Figure 4. Coordinate system for the charged-shell charged-particle system. The particle (blue point) is positioned at the origin, which coincides with the center of the shell. The position of the area element $da$ of the shell is defined in terms of the angles $\text{θ}$ and $\text{φ}$ and the radius of the shell R. Gravity is in the negative $\widehat{x}$ direction.

Figure 4. Coordinate system for the charged-shell charged-particle system. The particle (blue point) is positioned at the origin, which coincides with the center of the shell. The position of the area element $da$ of the shell is defined in terms of the angles $\text{θ}$ and $\text{φ}$ and the radius of the shell R. Gravity is in the negative $\widehat{x}$ direction.

The force on the shell, ${\overrightarrow{F}}_s$, is identical to the force on the charged particle, ${\overrightarrow{F}}_q$, and the total self-force of the system is:

$${\overrightarrow{F}}_{tot}=-\frac{4}{3}\frac{qQ}{c^{2}R}g\widehat{i}$$

(4.5)

This result can also be obtained by using Equation (3.3) to calculate the self-force of the shell-particle system where the angle $\psi$ becomes $\text{θ}$ and the integral is taken over the surface of the shell. The self-force-derived interaction mass of the shell-charge system is:

$$m_I=\frac{4}{3}\frac{qQ}{c^{2}R}$$

(4.6)

which follows from Newton’s second law. However, a problem arises as we see that the force-derived mass is 4/3 that of the energy-derived mass.

5. The “4/3” Problem

In its early stages of development, particle electrodynamics consisted of macroscopic descriptions of particle-particle interactions (Coulomb’s law) and electromagnetic fields produced by charged particles and current sources (Maxwell’s equations). The work of Lorentz advanced the theory with a description of how charged particles respond to electromagnetic fields given by the famous expression $\overrightarrow{F}=q(\overrightarrow{E}+\overrightarrow{\frac{v}{c}}\times \overrightarrow{B})$ [14]. Lorentz’s goal was to account for macroscopic phenomena of electrodynamics in terms of the microscopic behavior of electrons and ions. His work, along with that of Abraham [15], even attempted to account for the structure of the electron. Their “classical” model of the electron consisted of a rigid spherical shell of uniformly-distributed charge density. However, several problems were soon identified with this model. Most relevant to our discussion is the 4/3 problem. Similar to the calculation for the charged particle in a charged shell system studied in the previous section, there is a 4/3 discrepancy between the self-force-derived mass and the energy-derived mass of the classical electron. We refer the reader to Griffiths for the detailed calculation [13]. Pearle has shown that by accounting for the proper time of each infinitesimal charge element in the self-force calculation, the 4/3 problem is resolved [16]. However, his calculation only applied to the special case of a spherically-symmetric shell. More recently, Ori and Rosenthal extended Pearle’s method to any charge configuration [17,18]. In the point-particle limit, they obtain Dirac’s covariant relativistic expression for the self-force of a point particle [19].

## Given data
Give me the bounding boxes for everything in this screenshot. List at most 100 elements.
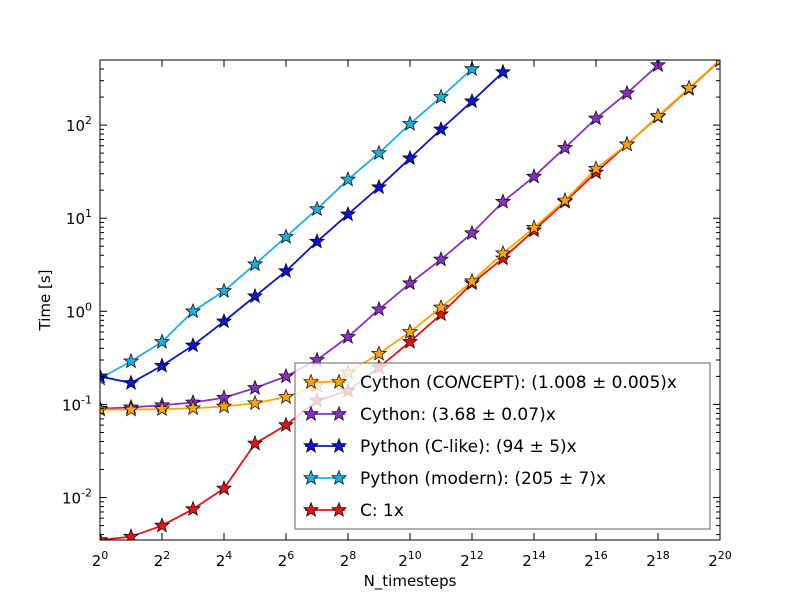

## Set task
Edit the charged-shell text, covering everything from "This result can" down to "the energy-derived mass.", and put "inertial mass" in place of "interaction mass".

## Exercise output
This result can also be obtained by using Equation (3.3) to calculate the self-force of the shell-particle system where the angle $\psi$ becomes $\text{θ}$ and the integral is taken over the surface of the shell. The self-force-derived inertial mass of the shell-charge system is:

$$m_I=\frac{4}{3}\frac{qQ}{c^{2}R}$$

(4.6)

which follows from Newton’s second law. However, a problem arises as we see that the force-derived mass is 4/3 that of the energy-derived mass.